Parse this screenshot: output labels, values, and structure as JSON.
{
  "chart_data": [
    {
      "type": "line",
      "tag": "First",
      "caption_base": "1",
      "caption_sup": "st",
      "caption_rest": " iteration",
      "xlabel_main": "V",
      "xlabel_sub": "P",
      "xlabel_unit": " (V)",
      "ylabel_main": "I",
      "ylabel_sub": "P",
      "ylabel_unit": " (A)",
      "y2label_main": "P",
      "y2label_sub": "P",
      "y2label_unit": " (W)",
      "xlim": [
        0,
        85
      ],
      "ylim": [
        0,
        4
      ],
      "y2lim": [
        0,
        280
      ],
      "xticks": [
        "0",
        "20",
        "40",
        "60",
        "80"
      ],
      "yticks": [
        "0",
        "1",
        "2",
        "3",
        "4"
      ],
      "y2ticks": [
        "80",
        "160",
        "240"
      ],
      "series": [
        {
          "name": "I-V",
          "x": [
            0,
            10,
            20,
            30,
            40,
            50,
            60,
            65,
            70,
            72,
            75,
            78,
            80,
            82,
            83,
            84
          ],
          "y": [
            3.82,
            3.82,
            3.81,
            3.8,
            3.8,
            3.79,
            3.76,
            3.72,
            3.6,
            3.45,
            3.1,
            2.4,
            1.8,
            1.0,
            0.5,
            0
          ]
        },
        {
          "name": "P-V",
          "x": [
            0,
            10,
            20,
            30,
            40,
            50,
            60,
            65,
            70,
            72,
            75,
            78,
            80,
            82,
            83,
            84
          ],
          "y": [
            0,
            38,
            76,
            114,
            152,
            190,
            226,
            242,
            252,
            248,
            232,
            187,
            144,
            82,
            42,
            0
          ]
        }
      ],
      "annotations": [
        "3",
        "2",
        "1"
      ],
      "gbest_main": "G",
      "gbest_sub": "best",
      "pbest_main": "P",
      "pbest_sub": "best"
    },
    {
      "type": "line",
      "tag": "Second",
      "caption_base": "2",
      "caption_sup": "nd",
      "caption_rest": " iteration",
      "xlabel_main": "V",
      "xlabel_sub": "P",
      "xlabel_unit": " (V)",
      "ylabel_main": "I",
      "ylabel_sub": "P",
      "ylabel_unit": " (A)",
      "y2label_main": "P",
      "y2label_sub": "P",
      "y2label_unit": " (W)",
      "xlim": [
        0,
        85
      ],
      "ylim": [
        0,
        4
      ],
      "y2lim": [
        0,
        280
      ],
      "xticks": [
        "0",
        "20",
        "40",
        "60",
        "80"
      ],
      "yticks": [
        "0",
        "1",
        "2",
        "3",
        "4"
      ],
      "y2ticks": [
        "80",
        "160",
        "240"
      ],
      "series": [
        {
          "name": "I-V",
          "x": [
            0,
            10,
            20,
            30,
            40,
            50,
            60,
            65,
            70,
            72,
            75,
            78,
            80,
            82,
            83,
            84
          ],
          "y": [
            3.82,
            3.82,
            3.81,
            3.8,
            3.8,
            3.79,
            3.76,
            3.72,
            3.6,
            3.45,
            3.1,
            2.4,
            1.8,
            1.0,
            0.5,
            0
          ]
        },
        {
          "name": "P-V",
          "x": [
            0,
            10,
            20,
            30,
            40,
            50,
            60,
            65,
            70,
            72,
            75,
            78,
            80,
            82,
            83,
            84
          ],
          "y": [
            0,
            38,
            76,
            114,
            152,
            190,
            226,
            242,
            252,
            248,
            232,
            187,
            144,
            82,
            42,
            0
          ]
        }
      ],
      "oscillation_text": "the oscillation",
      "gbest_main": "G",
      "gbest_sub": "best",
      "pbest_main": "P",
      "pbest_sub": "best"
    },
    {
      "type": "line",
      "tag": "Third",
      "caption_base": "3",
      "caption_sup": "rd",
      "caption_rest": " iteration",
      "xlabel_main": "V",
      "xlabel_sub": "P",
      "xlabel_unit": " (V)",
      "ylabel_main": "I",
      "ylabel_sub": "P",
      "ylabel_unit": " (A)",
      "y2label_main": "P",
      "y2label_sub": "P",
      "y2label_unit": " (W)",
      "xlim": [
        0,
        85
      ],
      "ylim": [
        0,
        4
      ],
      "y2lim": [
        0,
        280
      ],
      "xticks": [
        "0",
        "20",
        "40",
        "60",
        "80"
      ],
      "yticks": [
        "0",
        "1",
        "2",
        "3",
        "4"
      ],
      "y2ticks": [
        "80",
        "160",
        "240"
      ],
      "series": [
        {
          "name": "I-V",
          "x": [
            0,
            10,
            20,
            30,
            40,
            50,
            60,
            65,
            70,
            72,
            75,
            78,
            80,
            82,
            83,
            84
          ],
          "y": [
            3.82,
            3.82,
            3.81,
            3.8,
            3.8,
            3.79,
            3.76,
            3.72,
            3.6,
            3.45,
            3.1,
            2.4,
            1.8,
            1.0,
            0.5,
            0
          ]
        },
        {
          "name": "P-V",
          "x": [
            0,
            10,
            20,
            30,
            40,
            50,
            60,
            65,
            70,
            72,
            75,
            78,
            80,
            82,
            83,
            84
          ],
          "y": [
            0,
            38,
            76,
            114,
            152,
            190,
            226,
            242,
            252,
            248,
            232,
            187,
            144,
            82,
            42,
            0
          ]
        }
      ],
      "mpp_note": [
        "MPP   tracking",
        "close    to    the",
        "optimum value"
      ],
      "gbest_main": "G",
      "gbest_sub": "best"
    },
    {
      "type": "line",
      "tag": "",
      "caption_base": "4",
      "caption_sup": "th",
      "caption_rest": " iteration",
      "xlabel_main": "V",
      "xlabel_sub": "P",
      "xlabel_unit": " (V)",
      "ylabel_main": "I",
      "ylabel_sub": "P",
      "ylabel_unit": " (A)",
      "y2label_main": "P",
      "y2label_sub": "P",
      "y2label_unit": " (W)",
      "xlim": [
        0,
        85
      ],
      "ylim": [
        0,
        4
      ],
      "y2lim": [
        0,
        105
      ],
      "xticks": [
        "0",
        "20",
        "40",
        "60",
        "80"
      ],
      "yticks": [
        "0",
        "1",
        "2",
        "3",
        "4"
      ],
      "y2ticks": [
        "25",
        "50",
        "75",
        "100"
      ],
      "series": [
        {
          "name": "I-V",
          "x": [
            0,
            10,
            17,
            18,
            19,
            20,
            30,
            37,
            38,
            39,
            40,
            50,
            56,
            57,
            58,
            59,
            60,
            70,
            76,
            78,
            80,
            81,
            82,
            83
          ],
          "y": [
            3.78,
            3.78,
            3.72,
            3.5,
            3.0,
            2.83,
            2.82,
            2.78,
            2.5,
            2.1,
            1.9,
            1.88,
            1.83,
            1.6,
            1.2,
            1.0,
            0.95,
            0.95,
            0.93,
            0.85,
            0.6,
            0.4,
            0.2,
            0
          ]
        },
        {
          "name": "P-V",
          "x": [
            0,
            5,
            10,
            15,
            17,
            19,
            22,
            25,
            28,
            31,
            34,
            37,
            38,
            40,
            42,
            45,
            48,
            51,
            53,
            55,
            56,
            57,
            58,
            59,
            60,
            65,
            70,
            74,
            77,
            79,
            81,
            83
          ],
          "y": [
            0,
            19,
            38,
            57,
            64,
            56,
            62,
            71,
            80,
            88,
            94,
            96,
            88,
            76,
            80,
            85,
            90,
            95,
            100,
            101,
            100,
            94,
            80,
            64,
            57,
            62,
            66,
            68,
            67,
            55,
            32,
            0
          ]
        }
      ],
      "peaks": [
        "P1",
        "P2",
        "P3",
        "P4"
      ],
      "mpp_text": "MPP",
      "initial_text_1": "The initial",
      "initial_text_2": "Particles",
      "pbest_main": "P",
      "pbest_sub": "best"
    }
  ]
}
---+---
What do the records say? Quote them all exactly.

ANSWER TO THE TASK –
Parse this screenshot: output labels, values, and structure as JSON.
{
  "chart_data": [
    {
      "type": "line",
      "tag": "First",
      "caption_base": "1",
      "caption_sup": "st",
      "caption_rest": " iteration",
      "xlabel_main": "V",
      "xlabel_sub": "P",
      "xlabel_unit": " (V)",
      "ylabel_main": "I",
      "ylabel_sub": "P",
      "ylabel_unit": " (A)",
      "y2label_main": "P",
      "y2label_sub": "P",
      "y2label_unit": " (W)",
      "xlim": [
        0,
        85
      ],
      "ylim": [
        0,
        4
      ],
      "y2lim": [
        0,
        280
      ],
      "xticks": [
        "0",
        "20",
        "40",
        "60",
        "80"
      ],
      "yticks": [
        "0",
        "1",
        "2",
        "3",
        "4"
      ],
      "y2ticks": [
        "80",
        "160",
        "240"
      ],
      "series": [
        {
          "name": "I-V",
          "x": [
            0,
            10,
            20,
            30,
            40,
            50,
            60,
            65,
            70,
            72,
            75,
            78,
            80,
            82,
            83,
            84
          ],
          "y": [
            3.82,
            3.82,
            3.81,
            3.8,
            3.8,
            3.79,
            3.76,
            3.72,
            3.6,
            3.45,
            3.1,
            2.4,
            1.8,
            1.0,
            0.5,
            0
          ]
        },
        {
          "name": "P-V",
          "x": [
            0,
            10,
            20,
            30,
            40,
            50,
            60,
            65,
            70,
            72,
            75,
            78,
            80,
            82,
            83,
            84
          ],
          "y": [
            0,
            38,
            76,
            114,
            152,
            190,
            226,
            242,
            252,
            248,
            232,
            187,
            144,
            82,
            42,
            0
          ]
        }
      ],
      "annotations": [
        "3",
        "2",
        "1"
      ],
      "gbest_main": "G",
      "gbest_sub": "best",
      "pbest_main": "P",
      "pbest_sub": "best"
    },
    {
      "type": "line",
      "tag": "Second",
      "caption_base": "2",
      "caption_sup": "nd",
      "caption_rest": " iteration",
      "xlabel_main": "V",
      "xlabel_sub": "P",
      "xlabel_unit": " (V)",
      "ylabel_main": "I",
      "ylabel_sub": "P",
      "ylabel_unit": " (A)",
      "y2label_main": "P",
      "y2label_sub": "P",
      "y2label_unit": " (W)",
      "xlim": [
        0,
        85
      ],
      "ylim": [
        0,
        4
      ],
      "y2lim": [
        0,
        280
      ],
      "xticks": [
        "0",
        "20",
        "40",
        "60",
        "80"
      ],
      "yticks": [
        "0",
        "1",
        "2",
        "3",
        "4"
      ],
      "y2ticks": [
        "80",
        "160",
        "240"
      ],
      "series": [
        {
          "name": "I-V",
          "x": [
            0,
            10,
            20,
            30,
            40,
            50,
            60,
            65,
            70,
            72,
            75,
            78,
            80,
            82,
            83,
            84
          ],
          "y": [
            3.82,
            3.82,
            3.81,
            3.8,
            3.8,
            3.79,
            3.76,
            3.72,
            3.6,
            3.45,
            3.1,
            2.4,
            1.8,
            1.0,
            0.5,
            0
          ]
        },
        {
          "name": "P-V",
          "x": [
            0,
            10,
            20,
            30,
            40,
            50,
            60,
            65,
            70,
            72,
            75,
            78,
            80,
            82,
            83,
            84
          ],
          "y": [
            0,
            38,
            76,
            114,
            152,
            190,
            226,
            242,
            252,
            248,
            232,
            187,
            144,
            82,
            42,
            0
          ]
        }
      ],
      "oscillation_text": "the oscillation",
      "gbest_main": "G",
      "gbest_sub": "best",
      "pbest_main": "P",
      "pbest_sub": "best"
    },
    {
      "type": "line",
      "tag": "Third",
      "caption_base": "3",
      "caption_sup": "rd",
      "caption_rest": " iteration",
      "xlabel_main": "V",
      "xlabel_sub": "P",
      "xlabel_unit": " (V)",
      "ylabel_main": "I",
      "ylabel_sub": "P",
      "ylabel_unit": " (A)",
      "y2label_main": "P",
      "y2label_sub": "P",
      "y2label_unit": " (W)",
      "xlim": [
        0,
        85
      ],
      "ylim": [
        0,
        4
      ],
      "y2lim": [
        0,
        280
      ],
      "xticks": [
        "0",
        "20",
        "40",
        "60",
        "80"
      ],
      "yticks": [
        "0",
        "1",
        "2",
        "3",
        "4"
      ],
      "y2ticks": [
        "80",
        "160",
        "240"
      ],
      "series": [
        {
          "name": "I-V",
          "x": [
            0,
            10,
            20,
            30,
            40,
            50,
            60,
            65,
            70,
            72,
            75,
            78,
            80,
            82,
            83,
            84
          ],
          "y": [
            3.82,
            3.82,
            3.81,
            3.8,
            3.8,
            3.79,
            3.76,
            3.72,
            3.6,
            3.45,
            3.1,
            2.4,
            1.8,
            1.0,
            0.5,
            0
          ]
        },
        {
          "name": "P-V",
          "x": [
            0,
            10,
            20,
            30,
            40,
            50,
            60,
            65,
            70,
            72,
            75,
            78,
            80,
            82,
            83,
            84
          ],
          "y": [
            0,
            38,
            76,
            114,
            152,
            190,
            226,
            242,
            252,
            248,
            232,
            187,
            144,
            82,
            42,
            0
          ]
        }
      ],
      "mpp_note": [
        "MPP   tracking",
        "close    to    the",
        "optimum value"
      ],
      "gbest_main": "G",
      "gbest_sub": "best"
    },
    {
      "type": "line",
      "tag": "",
      "caption_base": "4",
      "caption_sup": "th",
      "caption_rest": " iteration",
      "xlabel_main": "V",
      "xlabel_sub": "P",
      "xlabel_unit": " (V)",
      "ylabel_main": "I",
      "ylabel_sub": "P",
      "ylabel_unit": " (A)",
      "y2label_main": "P",
      "y2label_sub": "P",
      "y2label_unit": " (W)",
      "xlim": [
        0,
        85
      ],
      "ylim": [
        0,
        4
      ],
      "y2lim": [
        0,
        105
      ],
      "xticks": [
        "0",
        "20",
        "40",
        "60",
        "80"
      ],
      "yticks": [
        "0",
        "1",
        "2",
        "3",
        "4"
      ],
      "y2ticks": [
        "25",
        "50",
        "75",
        "100"
      ],
      "series": [
        {
          "name": "I-V",
          "x": [
            0,
            10,
            17,
            18,
            19,
            20,
            30,
            37,
            38,
            39,
            40,
            50,
            56,
            57,
            58,
            59,
            60,
            70,
            76,
            78,
            80,
            81,
            82,
            83
          ],
          "y": [
            3.78,
            3.78,
            3.72,
            3.5,
            3.0,
            2.83,
            2.82,
            2.78,
            2.5,
            2.1,
            1.9,
            1.88,
            1.83,
            1.6,
            1.2,
            1.0,
            0.95,
            0.95,
            0.93,
            0.85,
            0.6,
            0.4,
            0.2,
            0
          ]
        },
        {
          "name": "P-V",
          "x": [
            0,
            5,
            10,
            15,
            17,
            19,
            22,
            25,
            28,
            31,
            34,
            37,
            38,
            40,
            42,
            45,
            48,
            51,
            53,
            55,
            56,
            57,
            58,
            59,
            60,
            65,
            70,
            74,
            77,
            79,
            81,
            83
          ],
          "y": [
            0,
            19,
            38,
            57,
            64,
            56,
            62,
            71,
            80,
            88,
            94,
            96,
            88,
            76,
            80,
            85,
            90,
            95,
            100,
            101,
            100,
            94,
            80,
            64,
            57,
            62,
            66,
            68,
            67,
            55,
            32,
            0
          ]
        }
      ],
      "peaks": [
        "P1",
        "P2",
        "P3",
        "P4"
      ],
      "mpp_text": "MPP",
      "initial_text_1": "The initial",
      "initial_text_2": "Particles",
      "pbest_main": "P",
      "pbest_sub": "best"
    }
  ]
}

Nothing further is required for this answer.